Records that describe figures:

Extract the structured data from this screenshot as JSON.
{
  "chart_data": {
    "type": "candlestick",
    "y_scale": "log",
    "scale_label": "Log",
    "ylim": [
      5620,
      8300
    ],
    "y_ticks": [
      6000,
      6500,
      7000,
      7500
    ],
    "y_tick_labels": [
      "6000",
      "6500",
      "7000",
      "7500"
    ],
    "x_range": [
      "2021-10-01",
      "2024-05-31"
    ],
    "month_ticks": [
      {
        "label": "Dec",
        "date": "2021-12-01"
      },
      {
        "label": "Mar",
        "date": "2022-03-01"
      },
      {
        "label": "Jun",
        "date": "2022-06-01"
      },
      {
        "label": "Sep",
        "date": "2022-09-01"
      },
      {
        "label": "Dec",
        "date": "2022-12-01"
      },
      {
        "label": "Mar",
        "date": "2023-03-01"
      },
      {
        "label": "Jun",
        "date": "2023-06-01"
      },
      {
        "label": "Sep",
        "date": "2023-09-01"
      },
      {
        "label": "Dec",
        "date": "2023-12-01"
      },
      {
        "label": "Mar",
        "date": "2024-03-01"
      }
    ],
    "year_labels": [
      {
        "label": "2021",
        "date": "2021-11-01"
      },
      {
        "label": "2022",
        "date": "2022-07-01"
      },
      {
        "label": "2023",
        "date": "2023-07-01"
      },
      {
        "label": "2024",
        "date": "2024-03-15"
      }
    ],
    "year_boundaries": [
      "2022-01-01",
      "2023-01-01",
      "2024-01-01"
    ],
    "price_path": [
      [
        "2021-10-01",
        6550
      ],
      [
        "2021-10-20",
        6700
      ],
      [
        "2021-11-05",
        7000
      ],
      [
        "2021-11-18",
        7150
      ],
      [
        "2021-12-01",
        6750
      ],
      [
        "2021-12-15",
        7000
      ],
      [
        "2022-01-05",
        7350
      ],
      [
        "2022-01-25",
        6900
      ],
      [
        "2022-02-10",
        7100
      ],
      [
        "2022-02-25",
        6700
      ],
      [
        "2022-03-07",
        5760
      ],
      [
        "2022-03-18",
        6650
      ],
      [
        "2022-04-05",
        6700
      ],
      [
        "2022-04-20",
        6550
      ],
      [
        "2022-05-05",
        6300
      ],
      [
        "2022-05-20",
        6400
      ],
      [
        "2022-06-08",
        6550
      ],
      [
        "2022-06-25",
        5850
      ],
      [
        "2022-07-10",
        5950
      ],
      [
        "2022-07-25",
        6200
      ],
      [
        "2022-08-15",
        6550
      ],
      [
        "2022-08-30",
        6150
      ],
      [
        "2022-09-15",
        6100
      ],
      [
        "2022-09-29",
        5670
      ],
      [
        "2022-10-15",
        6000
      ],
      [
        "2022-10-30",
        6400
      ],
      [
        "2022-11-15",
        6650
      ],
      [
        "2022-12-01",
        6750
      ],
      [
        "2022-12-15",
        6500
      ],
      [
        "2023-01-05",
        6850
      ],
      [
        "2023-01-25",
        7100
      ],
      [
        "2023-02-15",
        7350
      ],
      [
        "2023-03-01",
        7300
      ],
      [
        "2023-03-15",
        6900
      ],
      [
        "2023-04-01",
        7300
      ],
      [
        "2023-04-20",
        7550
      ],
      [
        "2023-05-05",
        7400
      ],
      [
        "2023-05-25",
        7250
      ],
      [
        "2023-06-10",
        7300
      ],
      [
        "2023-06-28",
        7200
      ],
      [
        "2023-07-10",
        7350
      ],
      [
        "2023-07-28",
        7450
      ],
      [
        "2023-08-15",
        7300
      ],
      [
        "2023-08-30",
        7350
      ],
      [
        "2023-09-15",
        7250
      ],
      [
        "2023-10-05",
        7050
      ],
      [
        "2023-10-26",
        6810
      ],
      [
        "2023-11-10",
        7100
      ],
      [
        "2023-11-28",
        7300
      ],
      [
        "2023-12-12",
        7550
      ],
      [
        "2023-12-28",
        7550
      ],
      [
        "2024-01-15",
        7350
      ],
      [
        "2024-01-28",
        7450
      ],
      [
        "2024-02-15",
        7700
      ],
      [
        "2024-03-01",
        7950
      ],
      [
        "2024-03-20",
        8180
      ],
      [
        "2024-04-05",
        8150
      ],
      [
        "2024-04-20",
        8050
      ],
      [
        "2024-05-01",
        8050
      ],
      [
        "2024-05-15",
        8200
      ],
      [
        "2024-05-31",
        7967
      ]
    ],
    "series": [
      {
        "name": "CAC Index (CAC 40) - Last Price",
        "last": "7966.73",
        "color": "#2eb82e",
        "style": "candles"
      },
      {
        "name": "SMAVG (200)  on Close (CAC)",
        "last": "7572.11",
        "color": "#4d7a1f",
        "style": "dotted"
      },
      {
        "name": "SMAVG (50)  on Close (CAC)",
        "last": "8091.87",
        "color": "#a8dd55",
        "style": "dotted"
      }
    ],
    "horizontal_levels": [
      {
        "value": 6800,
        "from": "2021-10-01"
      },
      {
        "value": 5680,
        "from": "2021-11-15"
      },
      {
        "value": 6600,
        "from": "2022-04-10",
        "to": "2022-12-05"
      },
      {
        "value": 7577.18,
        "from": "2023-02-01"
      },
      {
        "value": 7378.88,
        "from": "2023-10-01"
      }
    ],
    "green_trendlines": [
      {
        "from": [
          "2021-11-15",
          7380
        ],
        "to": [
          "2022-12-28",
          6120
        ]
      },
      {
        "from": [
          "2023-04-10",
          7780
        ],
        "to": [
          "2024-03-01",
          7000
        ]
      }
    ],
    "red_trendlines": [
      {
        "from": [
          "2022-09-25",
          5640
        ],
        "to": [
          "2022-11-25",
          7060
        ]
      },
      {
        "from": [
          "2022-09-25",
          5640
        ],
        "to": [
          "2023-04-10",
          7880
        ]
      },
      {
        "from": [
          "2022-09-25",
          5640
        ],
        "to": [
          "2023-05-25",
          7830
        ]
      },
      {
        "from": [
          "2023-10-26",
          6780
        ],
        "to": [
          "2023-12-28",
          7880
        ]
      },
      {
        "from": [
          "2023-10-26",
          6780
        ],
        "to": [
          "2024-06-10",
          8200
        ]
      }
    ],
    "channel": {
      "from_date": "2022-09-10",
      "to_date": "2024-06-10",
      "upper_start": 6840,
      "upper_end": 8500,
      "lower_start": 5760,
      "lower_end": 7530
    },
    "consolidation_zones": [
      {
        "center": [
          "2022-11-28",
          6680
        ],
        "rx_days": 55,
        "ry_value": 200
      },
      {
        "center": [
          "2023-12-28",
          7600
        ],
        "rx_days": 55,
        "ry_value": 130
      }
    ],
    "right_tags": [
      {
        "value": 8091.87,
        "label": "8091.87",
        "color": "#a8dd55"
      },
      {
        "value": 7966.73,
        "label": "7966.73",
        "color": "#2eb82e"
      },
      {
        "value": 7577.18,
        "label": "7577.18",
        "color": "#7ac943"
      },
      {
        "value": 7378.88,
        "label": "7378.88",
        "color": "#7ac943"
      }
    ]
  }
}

→ SET TASK:
Copy all the lines above that hold the string "name".

→ OUTPUT BELOW:
        "name": "CAC Index (CAC 40) - Last Price",
        "name": "SMAVG (200)  on Close (CAC)",
        "name": "SMAVG (50)  on Close (CAC)",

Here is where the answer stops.